*Your instructions*:
Please count the lines in the listing below where the word "χωρὶς" appears. Give the number only.

++++++++++++++++++++

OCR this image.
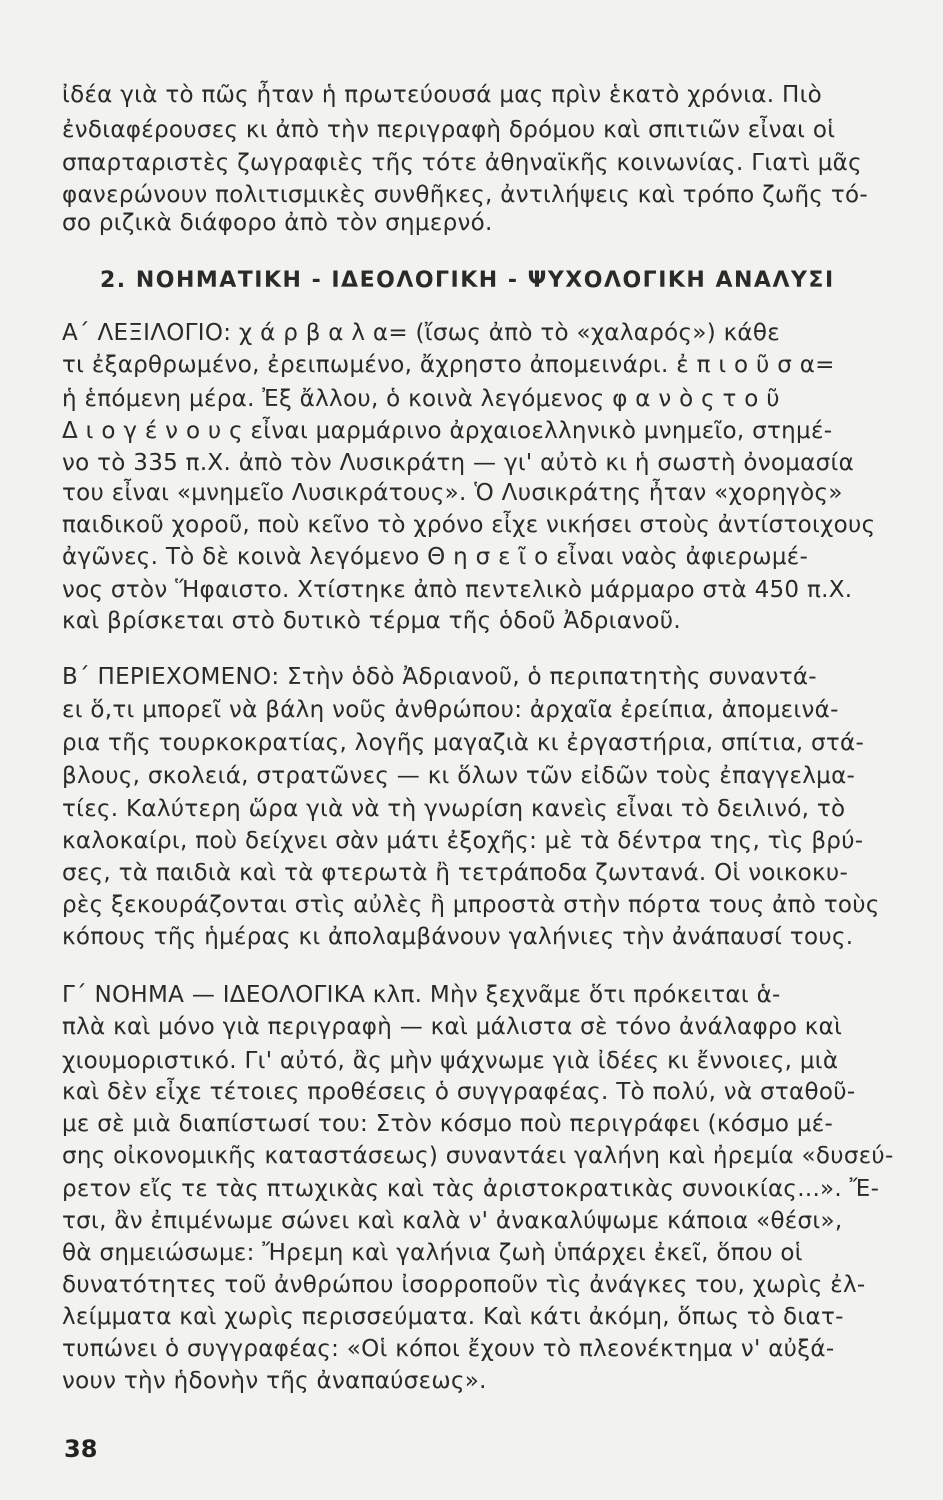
ἰδέα γιὰ τὸ πῶς ἦταν ἡ πρωτεύουσά μας πρὶν ἑκατὸ χρόνια. Πιὸ

ἐνδιαφέρουσες κι ἀπὸ τὴν περιγραφὴ δρόμου καὶ σπιτιῶν εἶναι οἱ

σπαρταριστὲς ζωγραφιὲς τῆς τότε ἀθηναϊκῆς κοινωνίας. Γιατὶ μᾶς

φανερώνουν πολιτισμικὲς συνθῆκες, ἀντιλήψεις καὶ τρόπο ζωῆς τό-

σο ριζικὰ διάφορο ἀπὸ τὸν σημερνό.

2. ΝΟΗΜΑΤΙΚΗ - ΙΔΕΟΛΟΓΙΚΗ - ΨΥΧΟΛΟΓΙΚΗ ΑΝΑΛΥΣΙ

Α΄ ΛΕΞΙΛΟΓΙΟ: χ ά ρ β α λ α= (ἴσως ἀπὸ τὸ «χαλαρός») κάθε

τι ἐξαρθρωμένο, ἐρειπωμένο, ἄχρηστο ἀπομεινάρι. ἐ π ι ο ῦ σ α=

ἡ ἑπόμενη μέρα. Ἐξ ἄλλου, ὁ κοινὰ λεγόμενος φ α ν ὸ ς τ ο ῦ

Δ ι ο γ έ ν ο υ ς εἶναι μαρμάρινο ἀρχαιοελληνικὸ μνημεῖο, στημέ-

νο τὸ 335 π.Χ. ἀπὸ τὸν Λυσικράτη — γι' αὐτὸ κι ἡ σωστὴ ὀνομασία

του εἶναι «μνημεῖο Λυσικράτους». Ὁ Λυσικράτης ἦταν «χορηγὸς»

παιδικοῦ χοροῦ, ποὺ κεῖνο τὸ χρόνο εἶχε νικήσει στοὺς ἀντίστοιχους

ἀγῶνες. Τὸ δὲ κοινὰ λεγόμενο Θ η σ ε ῖ ο εἶναι ναὸς ἀφιερωμέ-

νος στὸν Ἥφαιστο. Χτίστηκε ἀπὸ πεντελικὸ μάρμαρο στὰ 450 π.Χ.

καὶ βρίσκεται στὸ δυτικὸ τέρμα τῆς ὁδοῦ Ἀδριανοῦ.

Β΄ ΠΕΡΙΕΧΟΜΕΝΟ: Στὴν ὁδὸ Ἀδριανοῦ, ὁ περιπατητὴς συναντά-

ει ὅ,τι μπορεῖ νὰ βάλη νοῦς ἀνθρώπου: ἀρχαῖα ἐρείπια, ἀπομεινά-

ρια τῆς τουρκοκρατίας, λογῆς μαγαζιὰ κι ἐργαστήρια, σπίτια, στά-

βλους, σκολειά, στρατῶνες — κι ὅλων τῶν εἰδῶν τοὺς ἐπαγγελμα-

τίες. Καλύτερη ὥρα γιὰ νὰ τὴ γνωρίση κανεὶς εἶναι τὸ δειλινό, τὸ

καλοκαίρι, ποὺ δείχνει σὰν μάτι ἐξοχῆς: μὲ τὰ δέντρα της, τὶς βρύ-

σες, τὰ παιδιὰ καὶ τὰ φτερωτὰ ἢ τετράποδα ζωντανά. Οἱ νοικοκυ-

ρὲς ξεκουράζονται στὶς αὐλὲς ἢ μπροστὰ στὴν πόρτα τους ἀπὸ τοὺς

κόπους τῆς ἡμέρας κι ἀπολαμβάνουν γαλήνιες τὴν ἀνάπαυσί τους.

Γ΄ ΝΟΗΜΑ — ΙΔΕΟΛΟΓΙΚΑ κλπ. Μὴν ξεχνᾶμε ὅτι πρόκειται ἁ-

πλὰ καὶ μόνο γιὰ περιγραφὴ — καὶ μάλιστα σὲ τόνο ἀνάλαφρο καὶ

χιουμοριστικό. Γι' αὐτό, ἂς μὴν ψάχνωμε γιὰ ἰδέες κι ἔννοιες, μιὰ

καὶ δὲν εἶχε τέτοιες προθέσεις ὁ συγγραφέας. Τὸ πολύ, νὰ σταθοῦ-

με σὲ μιὰ διαπίστωσί του: Στὸν κόσμο ποὺ περιγράφει (κόσμο μέ-

σης οἰκονομικῆς καταστάσεως) συναντάει γαλήνη καὶ ἠρεμία «δυσεύ-

ρετον εἴς τε τὰς πτωχικὰς καὶ τὰς ἀριστοκρατικὰς συνοικίας...». Ἔ-

τσι, ἂν ἐπιμένωμε σώνει καὶ καλὰ ν' ἀνακαλύψωμε κάποια «θέσι»,

θὰ σημειώσωμε: Ἤρεμη καὶ γαλήνια ζωὴ ὑπάρχει ἐκεῖ, ὅπου οἱ

δυνατότητες τοῦ ἀνθρώπου ἰσορροποῦν τὶς ἀνάγκες του, χωρὶς ἐλ-

λείμματα καὶ χωρὶς περισσεύματα. Καὶ κάτι ἀκόμη, ὅπως τὸ διατ-

τυπώνει ὁ συγγραφέας: «Οἱ κόποι ἔχουν τὸ πλεονέκτημα ν' αὐξά-

νουν τὴν ἡδονὴν τῆς ἀναπαύσεως».

38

++++++++++++++++++++

*Task answer*:
2